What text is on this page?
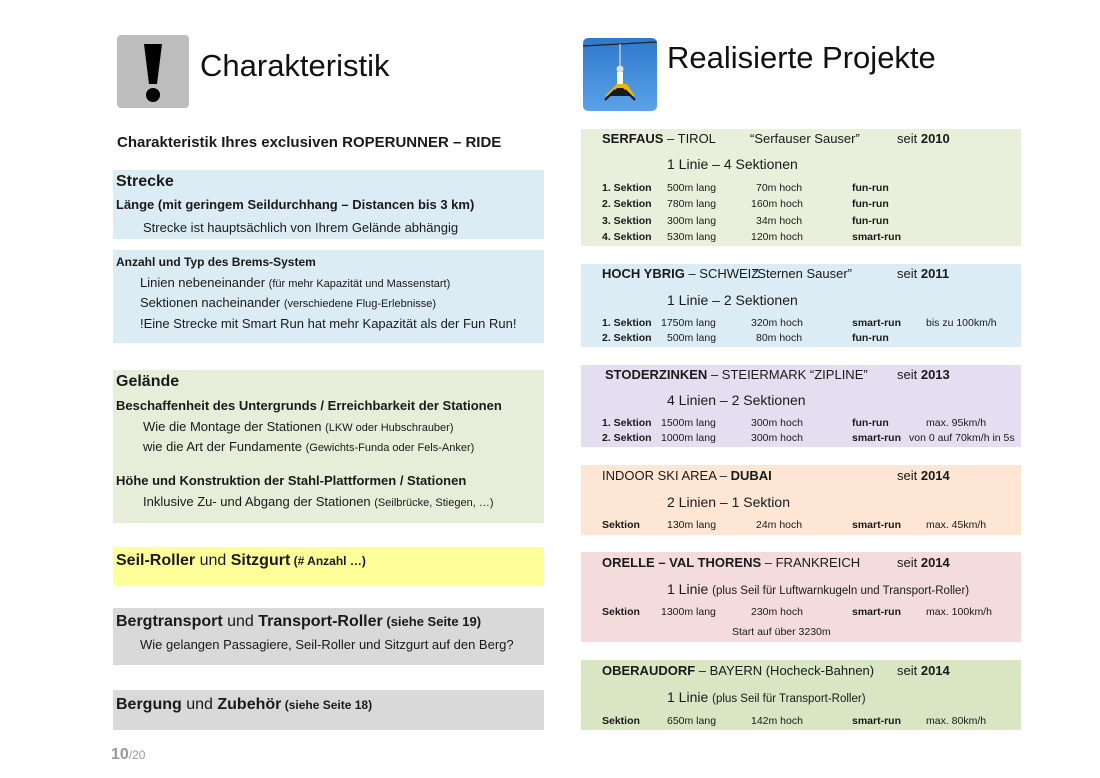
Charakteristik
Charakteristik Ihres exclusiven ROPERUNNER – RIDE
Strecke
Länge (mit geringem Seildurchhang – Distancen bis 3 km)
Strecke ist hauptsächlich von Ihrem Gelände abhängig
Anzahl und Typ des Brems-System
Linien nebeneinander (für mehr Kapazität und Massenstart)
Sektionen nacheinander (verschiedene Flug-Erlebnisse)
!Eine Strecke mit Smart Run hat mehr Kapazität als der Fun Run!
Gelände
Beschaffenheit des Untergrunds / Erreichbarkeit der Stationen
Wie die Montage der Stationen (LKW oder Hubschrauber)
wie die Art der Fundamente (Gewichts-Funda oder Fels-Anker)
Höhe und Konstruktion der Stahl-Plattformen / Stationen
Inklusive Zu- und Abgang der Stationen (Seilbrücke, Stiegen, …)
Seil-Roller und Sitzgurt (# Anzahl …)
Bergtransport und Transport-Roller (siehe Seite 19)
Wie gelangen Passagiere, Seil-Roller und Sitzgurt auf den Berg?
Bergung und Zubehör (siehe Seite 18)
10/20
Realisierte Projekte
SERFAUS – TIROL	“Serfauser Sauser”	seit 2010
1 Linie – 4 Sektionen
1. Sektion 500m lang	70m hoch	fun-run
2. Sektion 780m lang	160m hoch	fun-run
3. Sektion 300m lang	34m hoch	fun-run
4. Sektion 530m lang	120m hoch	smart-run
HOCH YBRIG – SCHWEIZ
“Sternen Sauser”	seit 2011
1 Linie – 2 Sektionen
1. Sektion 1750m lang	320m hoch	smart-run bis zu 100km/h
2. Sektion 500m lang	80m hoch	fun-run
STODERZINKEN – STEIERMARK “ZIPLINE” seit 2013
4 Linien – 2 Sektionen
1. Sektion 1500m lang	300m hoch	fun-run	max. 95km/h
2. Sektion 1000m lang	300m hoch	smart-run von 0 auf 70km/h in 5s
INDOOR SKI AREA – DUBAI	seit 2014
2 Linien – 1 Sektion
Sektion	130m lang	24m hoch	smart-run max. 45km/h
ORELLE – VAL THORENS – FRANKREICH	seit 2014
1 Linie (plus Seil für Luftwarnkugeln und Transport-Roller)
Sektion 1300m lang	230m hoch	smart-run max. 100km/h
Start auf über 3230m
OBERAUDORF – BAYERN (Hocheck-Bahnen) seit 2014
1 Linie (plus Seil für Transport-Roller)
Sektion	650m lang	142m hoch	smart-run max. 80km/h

++++++

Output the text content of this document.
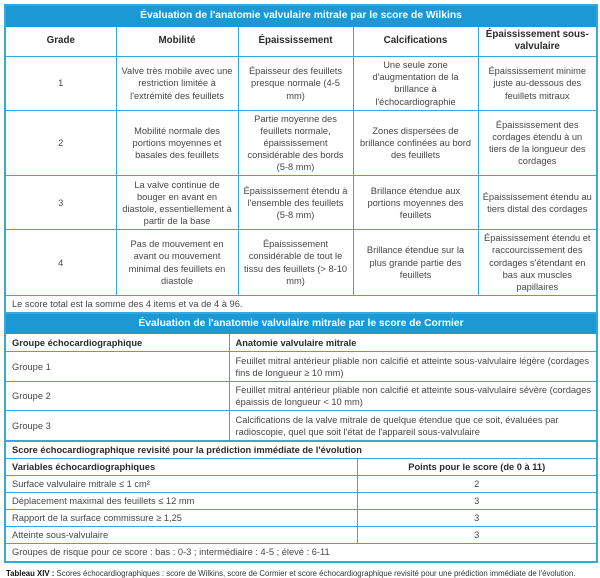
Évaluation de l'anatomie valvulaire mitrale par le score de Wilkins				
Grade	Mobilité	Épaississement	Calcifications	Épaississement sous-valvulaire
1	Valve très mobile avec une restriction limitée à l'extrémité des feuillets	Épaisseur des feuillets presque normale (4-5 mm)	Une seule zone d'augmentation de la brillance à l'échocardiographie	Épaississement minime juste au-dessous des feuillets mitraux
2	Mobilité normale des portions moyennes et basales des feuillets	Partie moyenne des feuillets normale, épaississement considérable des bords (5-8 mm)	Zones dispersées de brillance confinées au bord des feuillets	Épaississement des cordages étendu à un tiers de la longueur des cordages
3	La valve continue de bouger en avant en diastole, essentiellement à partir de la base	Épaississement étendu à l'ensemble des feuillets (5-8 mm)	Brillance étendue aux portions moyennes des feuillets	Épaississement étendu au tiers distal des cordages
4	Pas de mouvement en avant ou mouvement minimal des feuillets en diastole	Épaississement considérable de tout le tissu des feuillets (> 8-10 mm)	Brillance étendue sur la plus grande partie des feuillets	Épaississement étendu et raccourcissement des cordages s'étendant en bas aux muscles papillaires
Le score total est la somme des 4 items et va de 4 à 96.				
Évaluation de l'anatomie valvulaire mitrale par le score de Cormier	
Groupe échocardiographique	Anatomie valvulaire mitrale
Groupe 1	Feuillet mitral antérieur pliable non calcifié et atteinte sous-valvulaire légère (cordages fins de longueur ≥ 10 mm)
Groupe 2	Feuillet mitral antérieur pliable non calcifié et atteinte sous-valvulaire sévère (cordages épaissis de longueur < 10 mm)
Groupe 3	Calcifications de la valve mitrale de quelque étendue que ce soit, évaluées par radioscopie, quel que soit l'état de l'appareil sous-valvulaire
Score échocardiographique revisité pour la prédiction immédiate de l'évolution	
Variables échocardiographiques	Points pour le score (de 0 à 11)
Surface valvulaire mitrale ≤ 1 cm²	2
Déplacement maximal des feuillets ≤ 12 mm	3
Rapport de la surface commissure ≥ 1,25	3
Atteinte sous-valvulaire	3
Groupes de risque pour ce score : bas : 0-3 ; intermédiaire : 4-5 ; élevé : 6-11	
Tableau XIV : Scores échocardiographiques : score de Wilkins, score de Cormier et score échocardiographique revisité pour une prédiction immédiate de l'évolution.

++++++

▶ [Problem to work on] Select and copy every line of the listing with the word "calcifié".

▶ [Result]
Groupe 1	Feuillet mitral antérieur pliable non calcifié et atteinte sous-valvulaire légère (cordages fins de longueur ≥ 10 mm)
Groupe 2	Feuillet mitral antérieur pliable non calcifié et atteinte sous-valvulaire sévère (cordages épaissis de longueur < 10 mm)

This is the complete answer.